_DIRECTIVE_
Render every entry exactly as it appears.
== == ==
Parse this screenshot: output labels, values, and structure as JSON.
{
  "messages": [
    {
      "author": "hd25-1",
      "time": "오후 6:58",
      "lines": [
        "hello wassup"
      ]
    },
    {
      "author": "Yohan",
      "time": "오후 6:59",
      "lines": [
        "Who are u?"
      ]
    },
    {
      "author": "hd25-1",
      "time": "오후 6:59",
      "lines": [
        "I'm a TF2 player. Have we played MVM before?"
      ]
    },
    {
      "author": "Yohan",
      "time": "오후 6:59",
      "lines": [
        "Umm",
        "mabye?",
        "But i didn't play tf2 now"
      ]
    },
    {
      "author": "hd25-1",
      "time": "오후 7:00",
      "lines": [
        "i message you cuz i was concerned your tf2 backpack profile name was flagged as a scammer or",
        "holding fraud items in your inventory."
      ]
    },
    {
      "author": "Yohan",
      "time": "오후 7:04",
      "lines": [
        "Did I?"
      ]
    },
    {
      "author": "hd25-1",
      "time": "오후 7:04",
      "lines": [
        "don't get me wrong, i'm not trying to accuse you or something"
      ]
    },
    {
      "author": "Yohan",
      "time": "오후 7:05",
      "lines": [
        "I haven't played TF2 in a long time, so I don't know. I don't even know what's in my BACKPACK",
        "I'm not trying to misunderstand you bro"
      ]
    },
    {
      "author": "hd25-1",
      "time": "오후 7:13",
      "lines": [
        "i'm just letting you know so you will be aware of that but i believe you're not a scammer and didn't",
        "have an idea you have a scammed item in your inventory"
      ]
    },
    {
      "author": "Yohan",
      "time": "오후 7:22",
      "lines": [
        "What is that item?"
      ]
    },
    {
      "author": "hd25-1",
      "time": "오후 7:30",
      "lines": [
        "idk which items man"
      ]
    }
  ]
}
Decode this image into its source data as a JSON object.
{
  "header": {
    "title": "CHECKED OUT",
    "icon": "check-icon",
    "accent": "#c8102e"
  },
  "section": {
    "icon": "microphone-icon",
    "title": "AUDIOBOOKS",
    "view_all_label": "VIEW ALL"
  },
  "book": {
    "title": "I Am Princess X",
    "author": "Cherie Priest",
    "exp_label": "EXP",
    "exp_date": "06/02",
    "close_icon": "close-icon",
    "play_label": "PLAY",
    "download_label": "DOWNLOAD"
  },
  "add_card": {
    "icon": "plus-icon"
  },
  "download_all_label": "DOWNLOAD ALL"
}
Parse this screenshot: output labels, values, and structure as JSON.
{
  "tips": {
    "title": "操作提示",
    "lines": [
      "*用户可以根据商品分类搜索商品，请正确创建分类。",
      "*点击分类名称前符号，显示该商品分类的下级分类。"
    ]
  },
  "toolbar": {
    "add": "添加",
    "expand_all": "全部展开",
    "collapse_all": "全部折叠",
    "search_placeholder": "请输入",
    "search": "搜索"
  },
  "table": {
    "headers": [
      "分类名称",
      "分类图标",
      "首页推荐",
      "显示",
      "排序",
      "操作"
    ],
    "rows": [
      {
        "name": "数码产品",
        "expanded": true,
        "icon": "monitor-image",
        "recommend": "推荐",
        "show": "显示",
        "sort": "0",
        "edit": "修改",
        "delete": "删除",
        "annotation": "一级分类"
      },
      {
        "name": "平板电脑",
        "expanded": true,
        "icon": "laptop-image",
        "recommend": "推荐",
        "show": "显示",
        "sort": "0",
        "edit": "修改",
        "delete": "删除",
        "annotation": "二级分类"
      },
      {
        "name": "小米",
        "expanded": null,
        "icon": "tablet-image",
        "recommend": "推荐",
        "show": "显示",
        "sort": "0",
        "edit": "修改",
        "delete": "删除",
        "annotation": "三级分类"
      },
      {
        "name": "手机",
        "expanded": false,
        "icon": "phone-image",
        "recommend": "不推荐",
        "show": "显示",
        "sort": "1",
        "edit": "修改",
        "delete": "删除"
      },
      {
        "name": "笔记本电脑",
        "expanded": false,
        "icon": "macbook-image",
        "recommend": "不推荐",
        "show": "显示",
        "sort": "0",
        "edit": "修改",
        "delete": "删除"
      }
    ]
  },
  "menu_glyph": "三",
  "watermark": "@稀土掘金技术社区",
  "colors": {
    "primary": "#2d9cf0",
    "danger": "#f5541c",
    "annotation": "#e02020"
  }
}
== == ==
_COMPLETE OUTPUT_
Parse this screenshot: output labels, values, and structure as JSON.
{
  "messages": [
    {
      "author": "hd25-1",
      "time": "오후 6:58",
      "lines": [
        "hello wassup"
      ]
    },
    {
      "author": "Yohan",
      "time": "오후 6:59",
      "lines": [
        "Who are u?"
      ]
    },
    {
      "author": "hd25-1",
      "time": "오후 6:59",
      "lines": [
        "I'm a TF2 player. Have we played MVM before?"
      ]
    },
    {
      "author": "Yohan",
      "time": "오후 6:59",
      "lines": [
        "Umm",
        "mabye?",
        "But i didn't play tf2 now"
      ]
    },
    {
      "author": "hd25-1",
      "time": "오후 7:00",
      "lines": [
        "i message you cuz i was concerned your tf2 backpack profile name was flagged as a scammer or",
        "holding fraud items in your inventory."
      ]
    },
    {
      "author": "Yohan",
      "time": "오후 7:04",
      "lines": [
        "Did I?"
      ]
    },
    {
      "author": "hd25-1",
      "time": "오후 7:04",
      "lines": [
        "don't get me wrong, i'm not trying to accuse you or something"
      ]
    },
    {
      "author": "Yohan",
      "time": "오후 7:05",
      "lines": [
        "I haven't played TF2 in a long time, so I don't know. I don't even know what's in my BACKPACK",
        "I'm not trying to misunderstand you bro"
      ]
    },
    {
      "author": "hd25-1",
      "time": "오후 7:13",
      "lines": [
        "i'm just letting you know so you will be aware of that but i believe you're not a scammer and didn't",
        "have an idea you have a scammed item in your inventory"
      ]
    },
    {
      "author": "Yohan",
      "time": "오후 7:22",
      "lines": [
        "What is that item?"
      ]
    },
    {
      "author": "hd25-1",
      "time": "오후 7:30",
      "lines": [
        "idk which items man"
      ]
    }
  ]
}
Decode this image into its source data as a JSON object.
{
  "header": {
    "title": "CHECKED OUT",
    "icon": "check-icon",
    "accent": "#c8102e"
  },
  "section": {
    "icon": "microphone-icon",
    "title": "AUDIOBOOKS",
    "view_all_label": "VIEW ALL"
  },
  "book": {
    "title": "I Am Princess X",
    "author": "Cherie Priest",
    "exp_label": "EXP",
    "exp_date": "06/02",
    "close_icon": "close-icon",
    "play_label": "PLAY",
    "download_label": "DOWNLOAD"
  },
  "add_card": {
    "icon": "plus-icon"
  },
  "download_all_label": "DOWNLOAD ALL"
}
Parse this screenshot: output labels, values, and structure as JSON.
{
  "tips": {
    "title": "操作提示",
    "lines": [
      "*用户可以根据商品分类搜索商品，请正确创建分类。",
      "*点击分类名称前符号，显示该商品分类的下级分类。"
    ]
  },
  "toolbar": {
    "add": "添加",
    "expand_all": "全部展开",
    "collapse_all": "全部折叠",
    "search_placeholder": "请输入",
    "search": "搜索"
  },
  "table": {
    "headers": [
      "分类名称",
      "分类图标",
      "首页推荐",
      "显示",
      "排序",
      "操作"
    ],
    "rows": [
      {
        "name": "数码产品",
        "expanded": true,
        "icon": "monitor-image",
        "recommend": "推荐",
        "show": "显示",
        "sort": "0",
        "edit": "修改",
        "delete": "删除",
        "annotation": "一级分类"
      },
      {
        "name": "平板电脑",
        "expanded": true,
        "icon": "laptop-image",
        "recommend": "推荐",
        "show": "显示",
        "sort": "0",
        "edit": "修改",
        "delete": "删除",
        "annotation": "二级分类"
      },
      {
        "name": "小米",
        "expanded": null,
        "icon": "tablet-image",
        "recommend": "推荐",
        "show": "显示",
        "sort": "0",
        "edit": "修改",
        "delete": "删除",
        "annotation": "三级分类"
      },
      {
        "name": "手机",
        "expanded": false,
        "icon": "phone-image",
        "recommend": "不推荐",
        "show": "显示",
        "sort": "1",
        "edit": "修改",
        "delete": "删除"
      },
      {
        "name": "笔记本电脑",
        "expanded": false,
        "icon": "macbook-image",
        "recommend": "不推荐",
        "show": "显示",
        "sort": "0",
        "edit": "修改",
        "delete": "删除"
      }
    ]
  },
  "menu_glyph": "三",
  "watermark": "@稀土掘金技术社区",
  "colors": {
    "primary": "#2d9cf0",
    "danger": "#f5541c",
    "annotation": "#e02020"
  }
}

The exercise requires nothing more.